[Spatial annotation records]
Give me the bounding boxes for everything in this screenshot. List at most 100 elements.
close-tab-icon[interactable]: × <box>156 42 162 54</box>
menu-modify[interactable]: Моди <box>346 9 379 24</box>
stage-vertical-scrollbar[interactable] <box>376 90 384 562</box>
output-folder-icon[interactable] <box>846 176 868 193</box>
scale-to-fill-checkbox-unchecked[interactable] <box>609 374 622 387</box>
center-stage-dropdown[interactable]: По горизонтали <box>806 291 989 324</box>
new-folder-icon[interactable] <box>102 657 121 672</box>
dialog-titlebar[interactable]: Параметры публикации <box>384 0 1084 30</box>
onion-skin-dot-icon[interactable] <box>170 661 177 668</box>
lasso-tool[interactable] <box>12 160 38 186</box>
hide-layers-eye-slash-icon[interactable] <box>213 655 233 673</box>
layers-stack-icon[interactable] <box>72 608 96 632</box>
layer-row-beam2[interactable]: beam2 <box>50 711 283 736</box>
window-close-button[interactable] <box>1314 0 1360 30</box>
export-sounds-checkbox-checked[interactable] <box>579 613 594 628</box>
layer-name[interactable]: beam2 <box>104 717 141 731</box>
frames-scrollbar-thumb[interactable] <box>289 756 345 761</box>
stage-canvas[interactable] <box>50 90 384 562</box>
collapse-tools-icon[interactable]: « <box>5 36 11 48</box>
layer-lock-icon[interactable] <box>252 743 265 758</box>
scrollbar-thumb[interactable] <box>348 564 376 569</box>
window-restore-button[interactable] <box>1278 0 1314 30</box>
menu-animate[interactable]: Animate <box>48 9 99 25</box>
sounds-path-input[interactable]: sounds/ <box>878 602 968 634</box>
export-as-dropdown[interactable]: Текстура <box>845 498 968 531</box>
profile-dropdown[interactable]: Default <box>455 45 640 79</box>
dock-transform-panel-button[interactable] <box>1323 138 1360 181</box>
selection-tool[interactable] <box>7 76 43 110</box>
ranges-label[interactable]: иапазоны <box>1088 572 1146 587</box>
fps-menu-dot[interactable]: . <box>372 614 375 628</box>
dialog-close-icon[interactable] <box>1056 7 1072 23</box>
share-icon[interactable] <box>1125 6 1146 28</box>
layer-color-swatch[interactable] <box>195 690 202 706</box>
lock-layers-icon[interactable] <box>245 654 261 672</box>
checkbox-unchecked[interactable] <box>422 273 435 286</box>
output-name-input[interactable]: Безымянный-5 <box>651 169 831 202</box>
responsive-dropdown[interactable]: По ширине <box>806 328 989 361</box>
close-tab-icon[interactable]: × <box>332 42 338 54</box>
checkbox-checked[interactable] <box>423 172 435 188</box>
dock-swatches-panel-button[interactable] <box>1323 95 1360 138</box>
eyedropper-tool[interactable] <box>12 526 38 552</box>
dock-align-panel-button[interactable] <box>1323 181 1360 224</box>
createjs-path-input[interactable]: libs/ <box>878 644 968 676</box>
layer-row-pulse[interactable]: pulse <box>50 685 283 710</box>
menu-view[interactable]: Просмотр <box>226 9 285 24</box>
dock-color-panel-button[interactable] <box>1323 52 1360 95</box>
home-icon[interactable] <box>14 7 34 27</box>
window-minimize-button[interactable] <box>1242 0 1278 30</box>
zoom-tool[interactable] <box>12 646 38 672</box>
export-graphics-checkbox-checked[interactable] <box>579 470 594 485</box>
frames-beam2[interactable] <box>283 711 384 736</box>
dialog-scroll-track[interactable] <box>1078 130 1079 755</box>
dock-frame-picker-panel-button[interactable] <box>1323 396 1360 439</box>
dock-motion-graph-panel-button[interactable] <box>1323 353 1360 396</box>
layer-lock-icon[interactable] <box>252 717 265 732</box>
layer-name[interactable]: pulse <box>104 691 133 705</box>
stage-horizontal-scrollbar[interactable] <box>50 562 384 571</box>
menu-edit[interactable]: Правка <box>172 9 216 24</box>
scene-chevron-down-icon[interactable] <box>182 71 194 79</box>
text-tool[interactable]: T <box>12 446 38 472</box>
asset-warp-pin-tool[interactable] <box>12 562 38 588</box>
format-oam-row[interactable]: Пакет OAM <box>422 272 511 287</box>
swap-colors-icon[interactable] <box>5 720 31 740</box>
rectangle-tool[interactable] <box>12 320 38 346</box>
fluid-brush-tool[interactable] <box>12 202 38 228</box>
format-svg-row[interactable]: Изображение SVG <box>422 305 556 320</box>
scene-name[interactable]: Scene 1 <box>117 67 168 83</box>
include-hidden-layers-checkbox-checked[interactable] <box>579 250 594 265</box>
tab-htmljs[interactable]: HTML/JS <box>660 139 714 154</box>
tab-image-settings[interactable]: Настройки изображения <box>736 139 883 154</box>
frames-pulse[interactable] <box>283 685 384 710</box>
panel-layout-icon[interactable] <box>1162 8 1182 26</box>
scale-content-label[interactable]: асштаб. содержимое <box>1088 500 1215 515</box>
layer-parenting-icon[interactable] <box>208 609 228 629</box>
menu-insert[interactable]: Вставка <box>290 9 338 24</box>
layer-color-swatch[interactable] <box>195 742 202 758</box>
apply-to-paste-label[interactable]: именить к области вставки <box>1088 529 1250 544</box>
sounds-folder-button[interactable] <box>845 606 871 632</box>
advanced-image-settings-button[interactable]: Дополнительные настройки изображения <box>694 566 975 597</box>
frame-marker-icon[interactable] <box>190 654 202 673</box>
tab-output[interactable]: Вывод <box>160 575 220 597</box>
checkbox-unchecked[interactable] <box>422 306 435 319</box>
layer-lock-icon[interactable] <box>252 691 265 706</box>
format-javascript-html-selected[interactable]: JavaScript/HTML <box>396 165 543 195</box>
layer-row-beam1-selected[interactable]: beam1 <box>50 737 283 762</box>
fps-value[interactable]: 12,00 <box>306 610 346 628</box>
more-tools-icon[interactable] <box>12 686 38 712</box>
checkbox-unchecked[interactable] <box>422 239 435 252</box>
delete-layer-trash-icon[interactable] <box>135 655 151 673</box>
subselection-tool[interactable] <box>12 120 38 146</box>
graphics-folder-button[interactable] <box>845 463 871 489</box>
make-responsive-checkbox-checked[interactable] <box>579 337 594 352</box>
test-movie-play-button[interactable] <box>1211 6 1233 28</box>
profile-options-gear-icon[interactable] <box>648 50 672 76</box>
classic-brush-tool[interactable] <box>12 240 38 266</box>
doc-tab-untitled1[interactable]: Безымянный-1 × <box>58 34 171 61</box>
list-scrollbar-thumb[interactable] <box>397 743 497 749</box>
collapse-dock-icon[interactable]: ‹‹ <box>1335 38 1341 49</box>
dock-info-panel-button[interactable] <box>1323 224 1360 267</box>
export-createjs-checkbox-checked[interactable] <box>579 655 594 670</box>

REQUIRED TASK — Give every line of the rows above as a Markdown table with two columns, No. for the line number and Line for the line itself, leaving out any blank lines.

EXPECTED ANSWER —
| No. | Line |
|---|---|
| 1 | Give me the bounding boxes for everything in this screenshot. List at most 100 elements. |
| 2 | close-tab-icon[interactable]: × <box>156 42 162 54</box> |
| 3 | menu-modify[interactable]: Моди <box>346 9 379 24</box> |
| 4 | stage-vertical-scrollbar[interactable] <box>376 90 384 562</box> |
| 5 | output-folder-icon[interactable] <box>846 176 868 193</box> |
| 6 | scale-to-fill-checkbox-unchecked[interactable] <box>609 374 622 387</box> |
| 7 | center-stage-dropdown[interactable]: По горизонтали <box>806 291 989 324</box> |
| 8 | new-folder-icon[interactable] <box>102 657 121 672</box> |
| 9 | dialog-titlebar[interactable]: Параметры публикации <box>384 0 1084 30</box> |
| 10 | onion-skin-dot-icon[interactable] <box>170 661 177 668</box> |
| 11 | lasso-tool[interactable] <box>12 160 38 186</box> |
| 12 | hide-layers-eye-slash-icon[interactable] <box>213 655 233 673</box> |
| 13 | layers-stack-icon[interactable] <box>72 608 96 632</box> |
| 14 | layer-row-beam2[interactable]: beam2 <box>50 711 283 736</box> |
| 15 | window-close-button[interactable] <box>1314 0 1360 30</box> |
| 16 | export-sounds-checkbox-checked[interactable] <box>579 613 594 628</box> |
| 17 | layer-name[interactable]: beam2 <box>104 717 141 731</box> |
| 18 | frames-scrollbar-thumb[interactable] <box>289 756 345 761</box> |
| 19 | stage-canvas[interactable] <box>50 90 384 562</box> |
| 20 | collapse-tools-icon[interactable]: « <box>5 36 11 48</box> |
| 21 | layer-lock-icon[interactable] <box>252 743 265 758</box> |
| 22 | scrollbar-thumb[interactable] <box>348 564 376 569</box> |
| 23 | window-restore-button[interactable] <box>1278 0 1314 30</box> |
| 24 | menu-animate[interactable]: Animate <box>48 9 99 25</box> |
| 25 | sounds-path-input[interactable]: sounds/ <box>878 602 968 634</box> |
| 26 | export-as-dropdown[interactable]: Текстура <box>845 498 968 531</box> |
| 27 | profile-dropdown[interactable]: Default <box>455 45 640 79</box> |
| 28 | dock-transform-panel-button[interactable] <box>1323 138 1360 181</box> |
| 29 | selection-tool[interactable] <box>7 76 43 110</box> |
| 30 | ranges-label[interactable]: иапазоны <box>1088 572 1146 587</box> |
| 31 | fps-menu-dot[interactable]: . <box>372 614 375 628</box> |
| 32 | dialog-close-icon[interactable] <box>1056 7 1072 23</box> |
| 33 | share-icon[interactable] <box>1125 6 1146 28</box> |
| 34 | layer-color-swatch[interactable] <box>195 690 202 706</box> |
| 35 | lock-layers-icon[interactable] <box>245 654 261 672</box> |
| 36 | checkbox-unchecked[interactable] <box>422 273 435 286</box> |
| 37 | output-name-input[interactable]: Безымянный-5 <box>651 169 831 202</box> |
| 38 | responsive-dropdown[interactable]: По ширине <box>806 328 989 361</box> |
| 39 | close-tab-icon[interactable]: × <box>332 42 338 54</box> |
| 40 | checkbox-checked[interactable] <box>423 172 435 188</box> |
| 41 | dock-swatches-panel-button[interactable] <box>1323 95 1360 138</box> |
| 42 | eyedropper-tool[interactable] <box>12 526 38 552</box> |
| 43 | dock-align-panel-button[interactable] <box>1323 181 1360 224</box> |
| 44 | createjs-path-input[interactable]: libs/ <box>878 644 968 676</box> |
| 45 | layer-row-pulse[interactable]: pulse <box>50 685 283 710</box> |
| 46 | menu-view[interactable]: Просмотр <box>226 9 285 24</box> |
| 47 | dock-color-panel-button[interactable] <box>1323 52 1360 95</box> |
| 48 | home-icon[interactable] <box>14 7 34 27</box> |
| 49 | window-minimize-button[interactable] <box>1242 0 1278 30</box> |
| 50 | zoom-tool[interactable] <box>12 646 38 672</box> |
| 51 | export-graphics-checkbox-checked[interactable] <box>579 470 594 485</box> |
| 52 | frames-beam2[interactable] <box>283 711 384 736</box> |
| 53 | dialog-scroll-track[interactable] <box>1078 130 1079 755</box> |
| 54 | dock-frame-picker-panel-button[interactable] <box>1323 396 1360 439</box> |
| 55 | dock-motion-graph-panel-button[interactable] <box>1323 353 1360 396</box> |
| 56 | layer-lock-icon[interactable] <box>252 717 265 732</box> |
| 57 | layer-name[interactable]: pulse <box>104 691 133 705</box> |
| 58 | stage-horizontal-scrollbar[interactable] <box>50 562 384 571</box> |
| 59 | menu-edit[interactable]: Правка <box>172 9 216 24</box> |
| 60 | scene-chevron-down-icon[interactable] <box>182 71 194 79</box> |
| 61 | text-tool[interactable]: T <box>12 446 38 472</box> |
| 62 | asset-warp-pin-tool[interactable] <box>12 562 38 588</box> |
| 63 | format-oam-row[interactable]: Пакет OAM <box>422 272 511 287</box> |
| 64 | swap-colors-icon[interactable] <box>5 720 31 740</box> |
| 65 | rectangle-tool[interactable] <box>12 320 38 346</box> |
| 66 | fluid-brush-tool[interactable] <box>12 202 38 228</box> |
| 67 | format-svg-row[interactable]: Изображение SVG <box>422 305 556 320</box> |
| 68 | scene-name[interactable]: Scene 1 <box>117 67 168 83</box> |
| 69 | include-hidden-layers-checkbox-checked[interactable] <box>579 250 594 265</box> |
| 70 | tab-htmljs[interactable]: HTML/JS <box>660 139 714 154</box> |
| 71 | tab-image-settings[interactable]: Настройки изображения <box>736 139 883 154</box> |
| 72 | frames-pulse[interactable] <box>283 685 384 710</box> |
| 73 | panel-layout-icon[interactable] <box>1162 8 1182 26</box> |
| 74 | scale-content-label[interactable]: асштаб. содержимое <box>1088 500 1215 515</box> |
| 75 | layer-parenting-icon[interactable] <box>208 609 228 629</box> |
| 76 | menu-insert[interactable]: Вставка <box>290 9 338 24</box> |
| 77 | layer-color-swatch[interactable] <box>195 742 202 758</box> |
| 78 | apply-to-paste-label[interactable]: именить к области вставки <box>1088 529 1250 544</box> |
| 79 | sounds-folder-button[interactable] <box>845 606 871 632</box> |
| 80 | advanced-image-settings-button[interactable]: Дополнительные настройки изображения <box>694 566 975 597</box> |
| 81 | frame-marker-icon[interactable] <box>190 654 202 673</box> |
| 82 | tab-output[interactable]: Вывод <box>160 575 220 597</box> |
| 83 | checkbox-unchecked[interactable] <box>422 306 435 319</box> |
| 84 | layer-lock-icon[interactable] <box>252 691 265 706</box> |
| 85 | format-javascript-html-selected[interactable]: JavaScript/HTML <box>396 165 543 195</box> |
| 86 | layer-row-beam1-selected[interactable]: beam1 <box>50 737 283 762</box> |
| 87 | fps-value[interactable]: 12,00 <box>306 610 346 628</box> |
| 88 | more-tools-icon[interactable] <box>12 686 38 712</box> |
| 89 | checkbox-unchecked[interactable] <box>422 239 435 252</box> |
| 90 | delete-layer-trash-icon[interactable] <box>135 655 151 673</box> |
| 91 | subselection-tool[interactable] <box>12 120 38 146</box> |
| 92 | graphics-folder-button[interactable] <box>845 463 871 489</box> |
| 93 | make-responsive-checkbox-checked[interactable] <box>579 337 594 352</box> |
| 94 | test-movie-play-button[interactable] <box>1211 6 1233 28</box> |
| 95 | profile-options-gear-icon[interactable] <box>648 50 672 76</box> |
| 96 | classic-brush-tool[interactable] <box>12 240 38 266</box> |
| 97 | doc-tab-untitled1[interactable]: Безымянный-1 × <box>58 34 171 61</box> |
| 98 | list-scrollbar-thumb[interactable] <box>397 743 497 749</box> |
| 99 | collapse-dock-icon[interactable]: ‹‹ <box>1335 38 1341 49</box> |
| 100 | dock-info-panel-button[interactable] <box>1323 224 1360 267</box> |
| 101 | export-createjs-checkbox-checked[interactable] <box>579 655 594 670</box> |